> [EXERCISE TASK]
Extract from the listing each line in which the word "исследования" appears.

Collection entries:

☆ ☆ ☆ ☆ ☆

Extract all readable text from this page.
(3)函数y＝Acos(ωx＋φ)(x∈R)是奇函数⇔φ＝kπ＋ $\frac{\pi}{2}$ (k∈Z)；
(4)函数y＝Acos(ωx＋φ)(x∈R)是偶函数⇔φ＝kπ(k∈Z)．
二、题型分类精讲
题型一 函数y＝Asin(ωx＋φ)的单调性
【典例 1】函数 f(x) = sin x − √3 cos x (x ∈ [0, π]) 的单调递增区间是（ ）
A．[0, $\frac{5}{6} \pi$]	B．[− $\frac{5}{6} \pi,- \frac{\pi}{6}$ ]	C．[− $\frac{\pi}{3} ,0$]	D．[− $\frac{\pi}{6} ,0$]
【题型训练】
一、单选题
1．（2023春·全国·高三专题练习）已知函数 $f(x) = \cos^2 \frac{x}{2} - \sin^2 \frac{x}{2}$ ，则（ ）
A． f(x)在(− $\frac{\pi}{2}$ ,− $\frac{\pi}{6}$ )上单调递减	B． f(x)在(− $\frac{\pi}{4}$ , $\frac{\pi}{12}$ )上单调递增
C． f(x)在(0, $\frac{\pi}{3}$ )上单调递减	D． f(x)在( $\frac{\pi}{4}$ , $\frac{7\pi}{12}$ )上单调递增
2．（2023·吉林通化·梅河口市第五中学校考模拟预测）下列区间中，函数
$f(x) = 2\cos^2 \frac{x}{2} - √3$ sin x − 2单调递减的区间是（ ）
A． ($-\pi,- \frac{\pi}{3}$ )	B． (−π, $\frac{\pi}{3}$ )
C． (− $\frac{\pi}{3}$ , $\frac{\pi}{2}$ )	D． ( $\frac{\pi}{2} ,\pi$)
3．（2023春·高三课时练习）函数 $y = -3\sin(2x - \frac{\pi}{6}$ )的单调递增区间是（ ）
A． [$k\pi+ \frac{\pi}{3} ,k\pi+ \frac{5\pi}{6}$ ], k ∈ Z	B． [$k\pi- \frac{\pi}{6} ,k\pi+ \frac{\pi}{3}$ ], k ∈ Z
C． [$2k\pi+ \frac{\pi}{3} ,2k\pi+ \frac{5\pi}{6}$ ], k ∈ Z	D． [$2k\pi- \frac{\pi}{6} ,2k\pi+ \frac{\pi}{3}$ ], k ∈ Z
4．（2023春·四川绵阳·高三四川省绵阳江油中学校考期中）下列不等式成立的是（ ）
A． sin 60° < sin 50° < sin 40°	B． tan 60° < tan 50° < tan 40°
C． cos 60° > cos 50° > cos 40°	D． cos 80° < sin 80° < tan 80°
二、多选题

☆ ☆ ☆ ☆ ☆

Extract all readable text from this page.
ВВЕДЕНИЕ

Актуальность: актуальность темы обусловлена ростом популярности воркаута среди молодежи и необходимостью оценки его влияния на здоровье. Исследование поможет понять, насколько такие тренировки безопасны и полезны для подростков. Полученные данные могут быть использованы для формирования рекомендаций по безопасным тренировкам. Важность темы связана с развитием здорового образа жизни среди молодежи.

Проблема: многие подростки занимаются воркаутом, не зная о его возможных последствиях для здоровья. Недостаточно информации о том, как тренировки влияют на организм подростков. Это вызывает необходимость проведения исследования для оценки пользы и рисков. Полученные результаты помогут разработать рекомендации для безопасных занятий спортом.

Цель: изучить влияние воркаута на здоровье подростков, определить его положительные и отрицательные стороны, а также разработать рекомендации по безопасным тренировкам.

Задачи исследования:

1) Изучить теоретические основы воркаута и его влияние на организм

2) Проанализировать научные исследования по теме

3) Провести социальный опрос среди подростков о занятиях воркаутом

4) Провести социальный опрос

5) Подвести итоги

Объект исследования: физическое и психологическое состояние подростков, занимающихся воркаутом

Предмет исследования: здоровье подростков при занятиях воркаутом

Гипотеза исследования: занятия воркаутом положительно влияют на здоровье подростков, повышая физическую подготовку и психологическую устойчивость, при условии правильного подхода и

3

☆ ☆ ☆ ☆ ☆

> [EXPECTED ANSWER]
Проблема: многие подростки занимаются воркаутом, не зная о его возможных последствиях для здоровья. Недостаточно информации о том, как тренировки влияют на организм подростков. Это вызывает необходимость проведения исследования для оценки пользы и рисков. Полученные результаты помогут разработать рекомендации для безопасных занятий спортом.
Задачи исследования:
2) Проанализировать научные исследования по теме
Объект исследования: физическое и психологическое состояние подростков, занимающихся воркаутом
Предмет исследования: здоровье подростков при занятиях воркаутом
Гипотеза исследования: занятия воркаутом положительно влияют на здоровье подростков, повышая физическую подготовку и психологическую устойчивость, при условии правильного подхода и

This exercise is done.